**Stored entries:**

------------------------------------------------------------------------

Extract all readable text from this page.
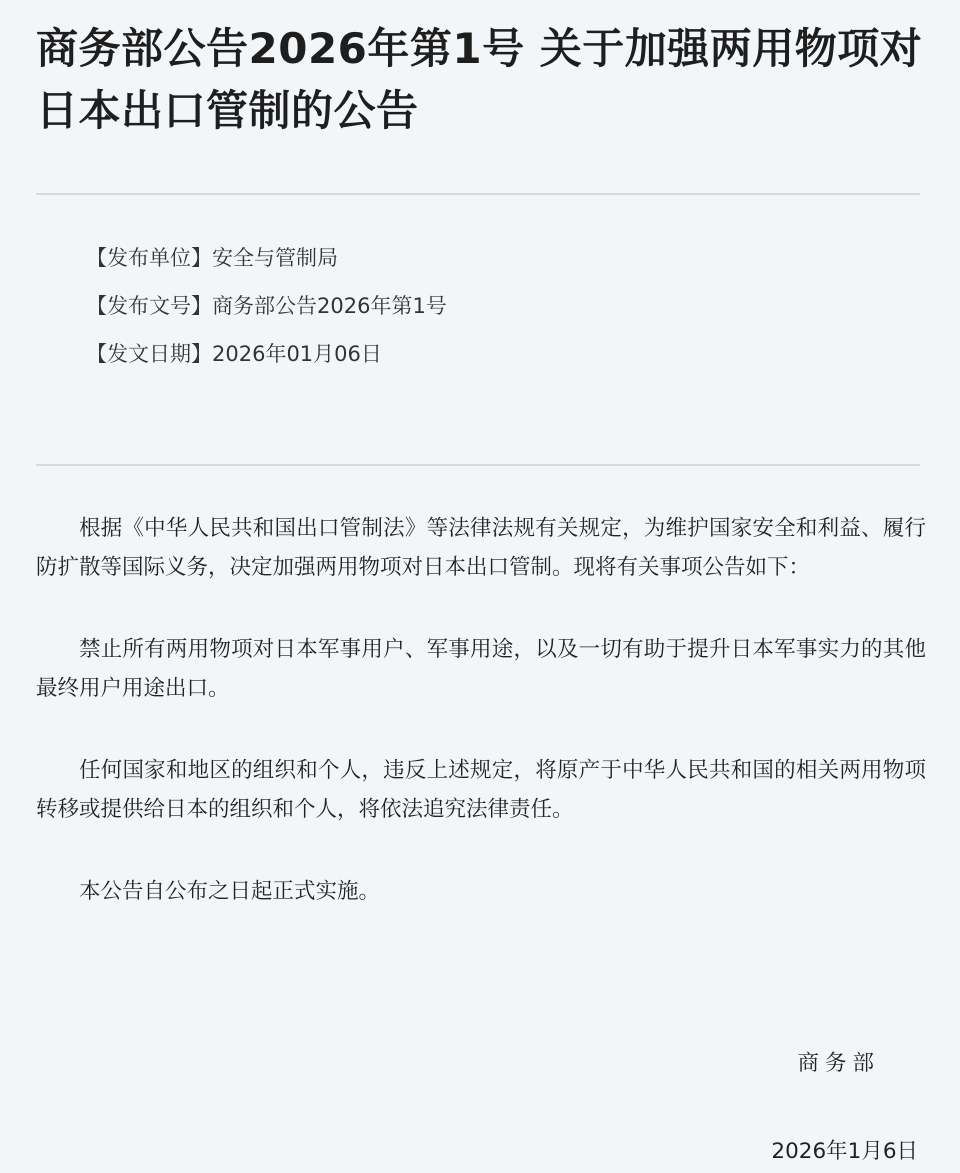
商务部公告2026年第1号 关于加强两用物项对日本出口管制的公告
【发布单位】安全与管制局
【发布文号】商务部公告2026年第1号
【发文日期】2026年01月06日

根据《中华人民共和国出口管制法》等法律法规有关规定，为维护国家安全和利益、履行防扩散等国际义务，决定加强两用物项对日本出口管制。现将有关事项公告如下：

禁止所有两用物项对日本军事用户、军事用途，以及一切有助于提升日本军事实力的其他最终用户用途出口。

任何国家和地区的组织和个人，违反上述规定，将原产于中华人民共和国的相关两用物项转移或提供给日本的组织和个人，将依法追究法律责任。

本公告自公布之日起正式实施。

商务部
2026年1月6日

------------------------------------------------------------------------

Print the complete listing exactly, apart from any pictures.

Extract all readable text from this page.
商务部公告2026年第1号 关于加强两用物项对日本出口管制的公告
【发布单位】安全与管制局
【发布文号】商务部公告2026年第1号
【发文日期】2026年01月06日

根据《中华人民共和国出口管制法》等法律法规有关规定，为维护国家安全和利益、履行防扩散等国际义务，决定加强两用物项对日本出口管制。现将有关事项公告如下：

禁止所有两用物项对日本军事用户、军事用途，以及一切有助于提升日本军事实力的其他最终用户用途出口。

任何国家和地区的组织和个人，违反上述规定，将原产于中华人民共和国的相关两用物项转移或提供给日本的组织和个人，将依法追究法律责任。

本公告自公布之日起正式实施。

商务部
2026年1月6日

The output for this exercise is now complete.